------ EXERCISE MATERIAL

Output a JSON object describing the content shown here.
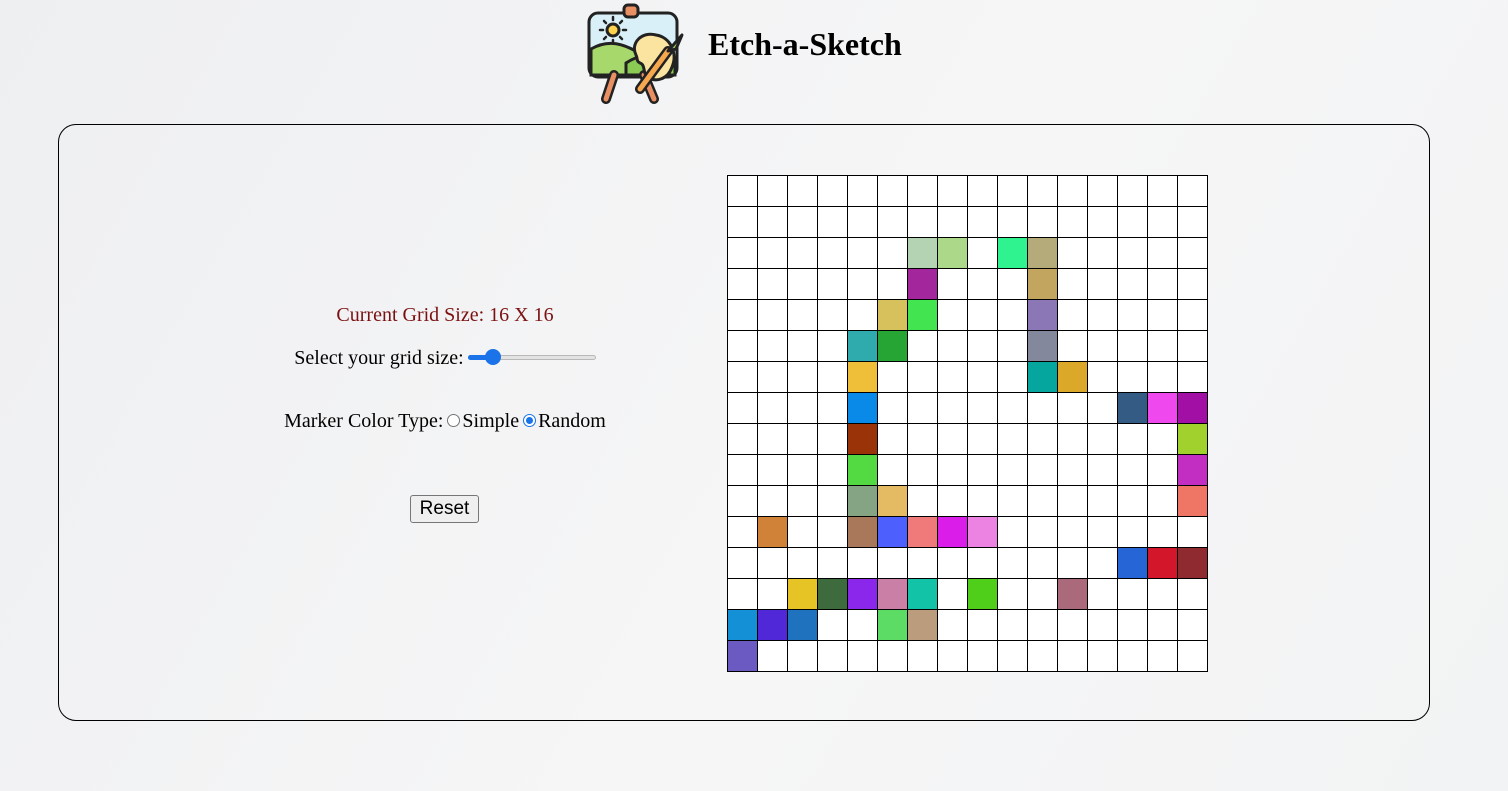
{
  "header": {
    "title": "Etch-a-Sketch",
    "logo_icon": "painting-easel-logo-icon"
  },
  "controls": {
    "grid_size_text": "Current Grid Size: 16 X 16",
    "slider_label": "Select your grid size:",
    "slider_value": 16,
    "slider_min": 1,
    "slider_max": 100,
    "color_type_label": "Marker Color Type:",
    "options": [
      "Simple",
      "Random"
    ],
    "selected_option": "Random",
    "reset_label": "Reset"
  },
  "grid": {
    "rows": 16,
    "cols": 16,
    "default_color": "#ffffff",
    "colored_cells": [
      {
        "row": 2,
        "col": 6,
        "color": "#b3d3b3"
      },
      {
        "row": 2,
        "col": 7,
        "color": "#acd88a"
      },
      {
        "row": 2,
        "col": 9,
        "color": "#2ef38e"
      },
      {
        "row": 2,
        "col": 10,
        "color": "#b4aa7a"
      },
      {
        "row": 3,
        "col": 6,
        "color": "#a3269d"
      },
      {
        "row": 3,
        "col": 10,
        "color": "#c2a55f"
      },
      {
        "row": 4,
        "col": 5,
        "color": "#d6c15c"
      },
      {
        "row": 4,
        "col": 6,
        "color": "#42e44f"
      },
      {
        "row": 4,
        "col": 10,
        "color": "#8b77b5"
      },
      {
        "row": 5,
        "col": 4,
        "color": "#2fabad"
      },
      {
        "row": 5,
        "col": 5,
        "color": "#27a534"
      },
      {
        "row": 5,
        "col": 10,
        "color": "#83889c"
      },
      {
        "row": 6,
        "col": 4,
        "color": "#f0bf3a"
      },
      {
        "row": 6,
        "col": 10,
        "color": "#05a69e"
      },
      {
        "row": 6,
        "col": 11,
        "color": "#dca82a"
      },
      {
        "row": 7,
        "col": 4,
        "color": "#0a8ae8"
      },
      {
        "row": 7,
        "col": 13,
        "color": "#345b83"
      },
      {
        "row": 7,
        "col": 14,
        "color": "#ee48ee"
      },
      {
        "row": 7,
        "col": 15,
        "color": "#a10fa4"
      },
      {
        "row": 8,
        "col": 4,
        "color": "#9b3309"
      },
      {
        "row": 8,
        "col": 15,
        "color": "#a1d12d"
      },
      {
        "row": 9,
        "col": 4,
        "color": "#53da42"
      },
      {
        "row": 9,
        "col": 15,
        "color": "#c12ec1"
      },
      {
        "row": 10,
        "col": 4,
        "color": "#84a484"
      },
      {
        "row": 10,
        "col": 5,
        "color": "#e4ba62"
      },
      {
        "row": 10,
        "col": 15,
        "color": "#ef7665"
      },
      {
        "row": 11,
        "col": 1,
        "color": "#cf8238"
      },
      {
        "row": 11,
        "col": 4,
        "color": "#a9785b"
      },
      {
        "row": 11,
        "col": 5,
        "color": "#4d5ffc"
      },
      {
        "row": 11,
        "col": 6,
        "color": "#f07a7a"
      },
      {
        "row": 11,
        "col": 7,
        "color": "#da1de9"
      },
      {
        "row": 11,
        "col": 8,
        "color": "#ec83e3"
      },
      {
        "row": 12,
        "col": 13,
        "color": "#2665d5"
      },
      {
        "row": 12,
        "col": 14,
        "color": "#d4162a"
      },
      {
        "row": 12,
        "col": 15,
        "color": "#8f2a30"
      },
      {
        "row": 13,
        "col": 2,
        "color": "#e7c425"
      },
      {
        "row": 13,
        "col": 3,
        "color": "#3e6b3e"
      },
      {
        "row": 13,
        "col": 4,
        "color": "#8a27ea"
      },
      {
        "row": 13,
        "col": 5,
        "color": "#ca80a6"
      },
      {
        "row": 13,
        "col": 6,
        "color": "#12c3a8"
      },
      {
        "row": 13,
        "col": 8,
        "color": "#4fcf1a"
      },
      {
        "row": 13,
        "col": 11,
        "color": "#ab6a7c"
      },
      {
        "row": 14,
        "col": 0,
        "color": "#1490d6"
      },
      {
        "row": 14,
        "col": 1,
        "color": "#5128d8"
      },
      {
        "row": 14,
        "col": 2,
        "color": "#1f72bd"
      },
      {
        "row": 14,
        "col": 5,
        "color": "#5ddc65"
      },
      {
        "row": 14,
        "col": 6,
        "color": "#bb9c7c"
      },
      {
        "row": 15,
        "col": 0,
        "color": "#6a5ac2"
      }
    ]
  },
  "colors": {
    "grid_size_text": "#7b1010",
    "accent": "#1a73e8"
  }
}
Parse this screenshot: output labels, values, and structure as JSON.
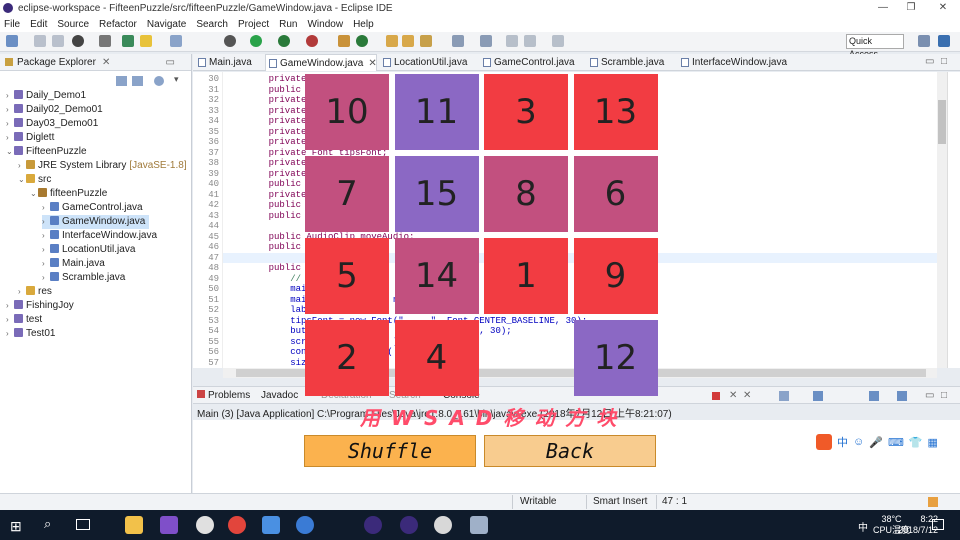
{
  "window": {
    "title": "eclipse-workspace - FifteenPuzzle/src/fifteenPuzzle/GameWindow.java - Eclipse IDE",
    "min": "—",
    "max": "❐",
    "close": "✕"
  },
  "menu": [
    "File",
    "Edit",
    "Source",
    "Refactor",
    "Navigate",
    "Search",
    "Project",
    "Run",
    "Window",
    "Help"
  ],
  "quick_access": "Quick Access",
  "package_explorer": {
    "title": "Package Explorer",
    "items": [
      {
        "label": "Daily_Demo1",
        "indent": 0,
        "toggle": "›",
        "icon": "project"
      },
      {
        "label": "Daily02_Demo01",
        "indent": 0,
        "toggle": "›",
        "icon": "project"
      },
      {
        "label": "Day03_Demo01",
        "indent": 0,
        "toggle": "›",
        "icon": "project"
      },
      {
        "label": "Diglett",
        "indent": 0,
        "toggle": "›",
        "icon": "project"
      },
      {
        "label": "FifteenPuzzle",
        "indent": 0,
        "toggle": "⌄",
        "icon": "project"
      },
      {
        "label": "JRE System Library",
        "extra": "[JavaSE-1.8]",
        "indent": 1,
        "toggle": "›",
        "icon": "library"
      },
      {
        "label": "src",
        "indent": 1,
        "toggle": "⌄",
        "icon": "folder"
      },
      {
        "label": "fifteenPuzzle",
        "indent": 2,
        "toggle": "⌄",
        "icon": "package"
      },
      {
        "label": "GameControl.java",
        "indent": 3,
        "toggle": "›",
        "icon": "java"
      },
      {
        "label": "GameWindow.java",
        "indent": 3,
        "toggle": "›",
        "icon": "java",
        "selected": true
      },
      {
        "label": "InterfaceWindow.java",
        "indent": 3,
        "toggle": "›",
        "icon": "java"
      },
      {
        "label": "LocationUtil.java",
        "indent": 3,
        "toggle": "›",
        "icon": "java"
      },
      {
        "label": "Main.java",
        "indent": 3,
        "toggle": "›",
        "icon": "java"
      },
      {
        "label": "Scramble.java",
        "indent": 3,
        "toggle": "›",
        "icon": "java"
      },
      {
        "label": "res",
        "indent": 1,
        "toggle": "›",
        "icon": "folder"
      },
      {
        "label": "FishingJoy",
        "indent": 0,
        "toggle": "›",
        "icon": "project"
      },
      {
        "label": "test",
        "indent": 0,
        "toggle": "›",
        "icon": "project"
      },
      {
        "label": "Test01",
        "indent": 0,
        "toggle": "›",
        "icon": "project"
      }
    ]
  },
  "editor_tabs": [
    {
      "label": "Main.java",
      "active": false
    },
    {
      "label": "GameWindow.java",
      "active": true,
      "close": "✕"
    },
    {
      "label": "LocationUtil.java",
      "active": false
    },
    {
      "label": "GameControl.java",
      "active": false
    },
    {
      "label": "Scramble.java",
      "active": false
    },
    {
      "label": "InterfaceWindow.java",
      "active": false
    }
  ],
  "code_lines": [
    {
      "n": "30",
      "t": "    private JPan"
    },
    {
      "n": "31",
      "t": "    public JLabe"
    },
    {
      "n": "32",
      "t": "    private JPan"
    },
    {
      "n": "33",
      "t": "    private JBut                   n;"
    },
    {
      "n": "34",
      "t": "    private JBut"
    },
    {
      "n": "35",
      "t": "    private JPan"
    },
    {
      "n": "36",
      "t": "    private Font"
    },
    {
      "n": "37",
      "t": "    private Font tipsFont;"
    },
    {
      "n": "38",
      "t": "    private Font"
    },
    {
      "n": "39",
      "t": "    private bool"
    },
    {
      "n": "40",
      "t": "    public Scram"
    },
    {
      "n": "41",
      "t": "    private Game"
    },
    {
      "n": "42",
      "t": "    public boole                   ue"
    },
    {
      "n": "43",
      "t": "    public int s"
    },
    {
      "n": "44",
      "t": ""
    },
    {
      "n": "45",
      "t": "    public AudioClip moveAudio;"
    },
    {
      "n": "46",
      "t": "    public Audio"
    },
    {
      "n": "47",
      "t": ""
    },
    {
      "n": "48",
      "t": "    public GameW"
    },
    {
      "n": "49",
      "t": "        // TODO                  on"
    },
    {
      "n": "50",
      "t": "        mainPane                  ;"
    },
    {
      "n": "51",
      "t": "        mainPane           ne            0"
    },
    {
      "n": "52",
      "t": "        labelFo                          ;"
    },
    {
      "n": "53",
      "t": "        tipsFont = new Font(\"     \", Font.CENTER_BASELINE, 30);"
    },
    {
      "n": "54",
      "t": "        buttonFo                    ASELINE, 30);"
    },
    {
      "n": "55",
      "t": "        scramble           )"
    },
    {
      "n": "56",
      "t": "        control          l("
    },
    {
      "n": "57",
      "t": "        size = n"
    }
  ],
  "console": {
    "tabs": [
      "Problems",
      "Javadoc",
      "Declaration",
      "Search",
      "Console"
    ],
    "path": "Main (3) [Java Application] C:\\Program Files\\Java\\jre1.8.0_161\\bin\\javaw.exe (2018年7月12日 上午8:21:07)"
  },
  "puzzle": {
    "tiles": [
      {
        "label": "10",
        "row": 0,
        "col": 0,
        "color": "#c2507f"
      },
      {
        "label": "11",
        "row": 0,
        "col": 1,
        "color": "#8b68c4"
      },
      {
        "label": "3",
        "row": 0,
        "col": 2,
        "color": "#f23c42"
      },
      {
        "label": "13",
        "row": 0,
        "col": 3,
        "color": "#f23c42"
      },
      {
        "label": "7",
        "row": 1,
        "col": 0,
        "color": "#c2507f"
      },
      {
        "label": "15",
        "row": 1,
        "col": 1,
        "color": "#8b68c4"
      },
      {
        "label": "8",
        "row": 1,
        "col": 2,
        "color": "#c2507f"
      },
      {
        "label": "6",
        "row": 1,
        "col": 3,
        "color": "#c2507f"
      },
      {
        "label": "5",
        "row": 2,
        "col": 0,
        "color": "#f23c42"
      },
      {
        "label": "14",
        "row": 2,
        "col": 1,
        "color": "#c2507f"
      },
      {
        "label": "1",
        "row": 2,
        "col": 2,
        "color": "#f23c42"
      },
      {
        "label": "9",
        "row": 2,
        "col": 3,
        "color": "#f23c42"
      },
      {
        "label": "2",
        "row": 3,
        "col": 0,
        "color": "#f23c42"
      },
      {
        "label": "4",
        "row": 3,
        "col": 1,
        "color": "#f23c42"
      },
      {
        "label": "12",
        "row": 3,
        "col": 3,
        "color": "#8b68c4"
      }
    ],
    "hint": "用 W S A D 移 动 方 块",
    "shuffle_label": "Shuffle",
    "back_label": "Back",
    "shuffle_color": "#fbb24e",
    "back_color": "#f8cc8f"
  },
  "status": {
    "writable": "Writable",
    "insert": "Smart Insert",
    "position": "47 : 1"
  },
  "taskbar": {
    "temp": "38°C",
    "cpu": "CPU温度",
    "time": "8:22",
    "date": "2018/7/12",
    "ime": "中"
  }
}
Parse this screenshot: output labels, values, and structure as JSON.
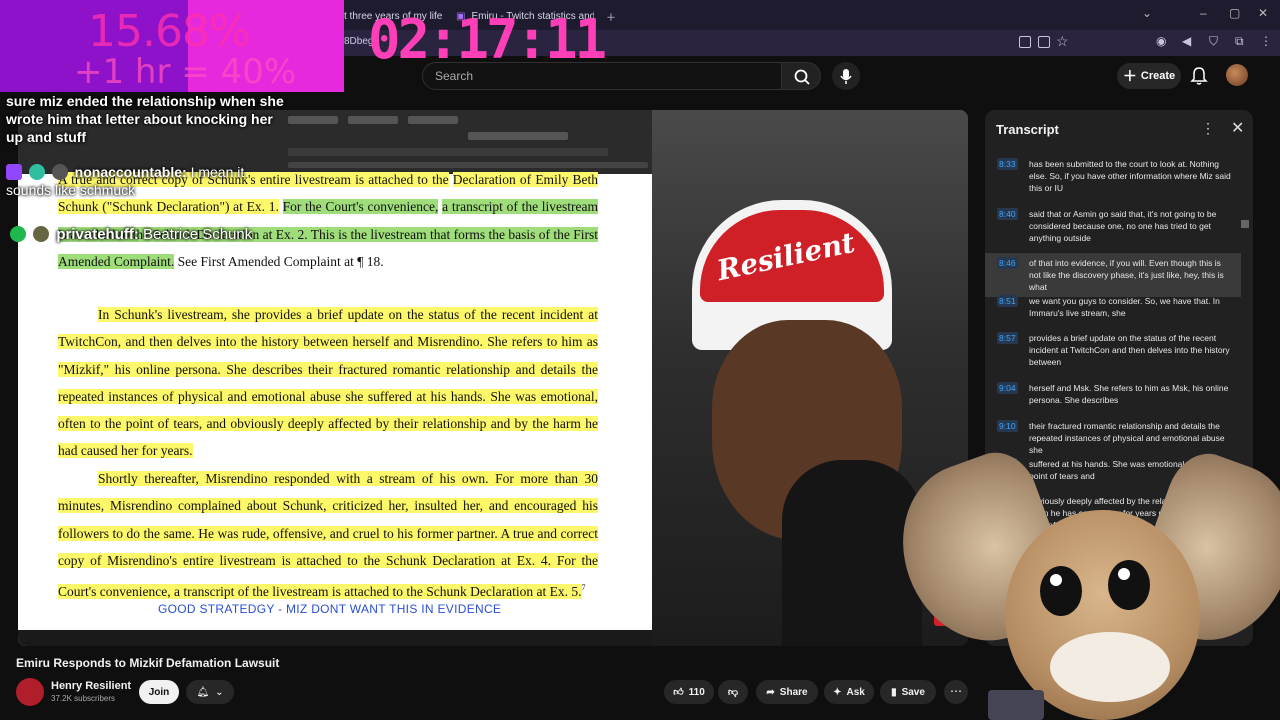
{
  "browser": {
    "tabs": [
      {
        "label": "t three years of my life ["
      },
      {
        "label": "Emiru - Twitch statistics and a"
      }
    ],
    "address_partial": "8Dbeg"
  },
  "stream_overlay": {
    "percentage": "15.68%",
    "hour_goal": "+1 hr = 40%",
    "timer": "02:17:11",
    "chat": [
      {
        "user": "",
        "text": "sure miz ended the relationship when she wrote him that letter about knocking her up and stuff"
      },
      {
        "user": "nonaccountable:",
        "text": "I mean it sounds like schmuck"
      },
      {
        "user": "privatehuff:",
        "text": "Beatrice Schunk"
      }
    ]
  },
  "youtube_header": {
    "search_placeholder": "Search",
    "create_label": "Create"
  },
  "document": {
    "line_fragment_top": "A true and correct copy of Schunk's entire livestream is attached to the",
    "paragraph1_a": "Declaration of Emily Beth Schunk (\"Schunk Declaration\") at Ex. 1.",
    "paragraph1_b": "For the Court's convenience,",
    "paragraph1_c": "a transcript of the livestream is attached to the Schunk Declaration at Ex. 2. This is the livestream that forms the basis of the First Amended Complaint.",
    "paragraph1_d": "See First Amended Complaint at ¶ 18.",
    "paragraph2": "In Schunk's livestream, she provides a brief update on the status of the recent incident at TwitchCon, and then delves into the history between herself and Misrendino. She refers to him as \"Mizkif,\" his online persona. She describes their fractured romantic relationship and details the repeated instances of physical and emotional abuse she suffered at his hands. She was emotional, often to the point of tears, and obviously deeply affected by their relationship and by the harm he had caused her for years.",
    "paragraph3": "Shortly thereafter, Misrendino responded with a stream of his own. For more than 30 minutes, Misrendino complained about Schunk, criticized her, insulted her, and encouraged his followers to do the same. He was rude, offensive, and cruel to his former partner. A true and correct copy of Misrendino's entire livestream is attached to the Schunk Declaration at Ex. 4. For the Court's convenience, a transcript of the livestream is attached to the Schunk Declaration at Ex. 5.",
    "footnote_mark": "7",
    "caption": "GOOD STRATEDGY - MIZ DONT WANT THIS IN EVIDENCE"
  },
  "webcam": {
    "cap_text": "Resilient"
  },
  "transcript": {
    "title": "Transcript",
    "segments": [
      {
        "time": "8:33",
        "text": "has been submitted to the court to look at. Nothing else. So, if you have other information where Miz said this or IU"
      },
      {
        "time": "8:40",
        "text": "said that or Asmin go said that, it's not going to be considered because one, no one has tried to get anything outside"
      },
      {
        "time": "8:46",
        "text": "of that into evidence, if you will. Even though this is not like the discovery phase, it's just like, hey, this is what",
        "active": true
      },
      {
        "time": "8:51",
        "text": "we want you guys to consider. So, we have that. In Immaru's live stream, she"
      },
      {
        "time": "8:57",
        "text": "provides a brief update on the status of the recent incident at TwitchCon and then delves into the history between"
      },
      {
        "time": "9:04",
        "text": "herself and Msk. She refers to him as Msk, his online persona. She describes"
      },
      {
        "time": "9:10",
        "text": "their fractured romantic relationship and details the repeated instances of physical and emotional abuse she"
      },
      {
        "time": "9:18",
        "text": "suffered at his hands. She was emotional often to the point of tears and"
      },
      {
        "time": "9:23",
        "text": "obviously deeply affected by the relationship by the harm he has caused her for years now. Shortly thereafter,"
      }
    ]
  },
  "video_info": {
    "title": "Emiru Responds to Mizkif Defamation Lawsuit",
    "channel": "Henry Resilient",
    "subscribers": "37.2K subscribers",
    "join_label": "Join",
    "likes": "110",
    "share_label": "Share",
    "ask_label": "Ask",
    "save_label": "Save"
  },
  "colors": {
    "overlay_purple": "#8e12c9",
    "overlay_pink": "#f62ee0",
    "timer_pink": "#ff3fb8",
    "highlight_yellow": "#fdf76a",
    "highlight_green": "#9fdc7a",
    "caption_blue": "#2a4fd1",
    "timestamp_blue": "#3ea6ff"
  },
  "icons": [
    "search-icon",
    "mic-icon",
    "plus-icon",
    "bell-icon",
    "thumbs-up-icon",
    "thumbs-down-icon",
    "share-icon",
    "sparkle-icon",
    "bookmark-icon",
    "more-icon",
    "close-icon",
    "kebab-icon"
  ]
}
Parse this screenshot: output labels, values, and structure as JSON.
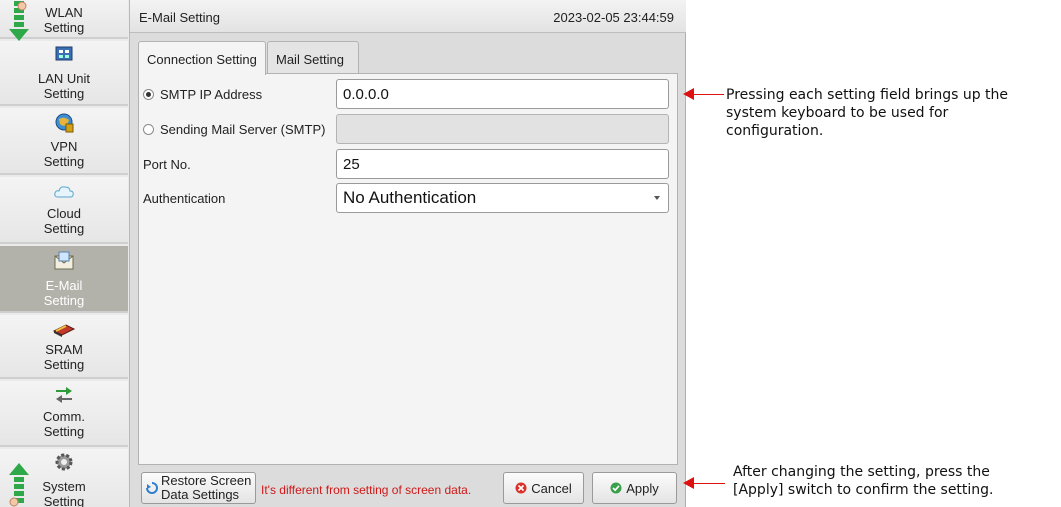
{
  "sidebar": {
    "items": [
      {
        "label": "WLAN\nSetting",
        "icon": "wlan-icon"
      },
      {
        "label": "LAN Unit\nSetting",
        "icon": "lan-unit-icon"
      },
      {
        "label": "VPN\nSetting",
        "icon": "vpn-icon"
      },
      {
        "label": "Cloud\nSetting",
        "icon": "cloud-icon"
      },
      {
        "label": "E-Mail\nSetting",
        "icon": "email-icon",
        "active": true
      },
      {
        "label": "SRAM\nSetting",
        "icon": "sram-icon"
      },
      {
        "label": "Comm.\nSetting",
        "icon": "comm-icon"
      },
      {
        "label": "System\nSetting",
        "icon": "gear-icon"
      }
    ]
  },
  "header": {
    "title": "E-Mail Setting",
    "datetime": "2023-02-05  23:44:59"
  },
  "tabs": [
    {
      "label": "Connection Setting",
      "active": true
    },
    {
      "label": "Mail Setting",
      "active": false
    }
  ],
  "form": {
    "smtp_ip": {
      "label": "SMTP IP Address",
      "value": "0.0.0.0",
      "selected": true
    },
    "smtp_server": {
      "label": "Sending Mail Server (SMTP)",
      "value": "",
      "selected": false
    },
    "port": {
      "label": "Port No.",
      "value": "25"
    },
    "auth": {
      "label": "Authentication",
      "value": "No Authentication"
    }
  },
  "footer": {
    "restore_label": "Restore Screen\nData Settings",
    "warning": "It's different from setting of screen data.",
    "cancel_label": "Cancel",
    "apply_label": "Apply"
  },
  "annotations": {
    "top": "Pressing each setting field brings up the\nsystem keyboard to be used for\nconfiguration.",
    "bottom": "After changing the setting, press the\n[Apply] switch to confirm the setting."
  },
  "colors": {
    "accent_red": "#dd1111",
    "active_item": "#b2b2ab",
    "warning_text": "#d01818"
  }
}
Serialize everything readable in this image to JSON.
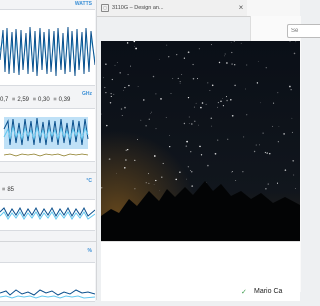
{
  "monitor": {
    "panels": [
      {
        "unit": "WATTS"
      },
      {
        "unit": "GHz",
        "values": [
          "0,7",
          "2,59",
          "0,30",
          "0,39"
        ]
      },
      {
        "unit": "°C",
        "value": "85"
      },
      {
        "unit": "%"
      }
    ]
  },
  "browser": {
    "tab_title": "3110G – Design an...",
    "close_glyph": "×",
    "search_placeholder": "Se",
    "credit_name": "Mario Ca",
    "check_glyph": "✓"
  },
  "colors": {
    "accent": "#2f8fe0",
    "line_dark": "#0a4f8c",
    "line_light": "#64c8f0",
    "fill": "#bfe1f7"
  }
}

------------

### SET TASK
Check each line above for the word "Schunk", and copy the lines where it appears.

### THE OUTPUT
        "text": "Beatrice Schunk"
    "line_fragment_top": "A true and correct copy of Schunk's entire livestream is attached to the",
    "paragraph1_a": "Declaration of Emily Beth Schunk (\"Schunk Declaration\") at Ex. 1.",
    "paragraph1_c": "a transcript of the livestream is attached to the Schunk Declaration at Ex. 2. This is the livestream that forms the basis of the First Amended Complaint.",
    "paragraph2": "In Schunk's livestream, she provides a brief update on the status of the recent incident at TwitchCon, and then delves into the history between herself and Misrendino. She refers to him as \"Mizkif,\" his online persona. She describes their fractured romantic relationship and details the repeated instances of physical and emotional abuse she suffered at his hands. She was emotional, often to the point of tears, and obviously deeply affected by their relationship and by the harm he had caused her for years.",
    "paragraph3": "Shortly thereafter, Misrendino responded with a stream of his own. For more than 30 minutes, Misrendino complained about Schunk, criticized her, insulted her, and encouraged his followers to do the same. He was rude, offensive, and cruel to his former partner. A true and correct copy of Misrendino's entire livestream is attached to the Schunk Declaration at Ex. 4. For the Court's convenience, a transcript of the livestream is attached to the Schunk Declaration at Ex. 5.",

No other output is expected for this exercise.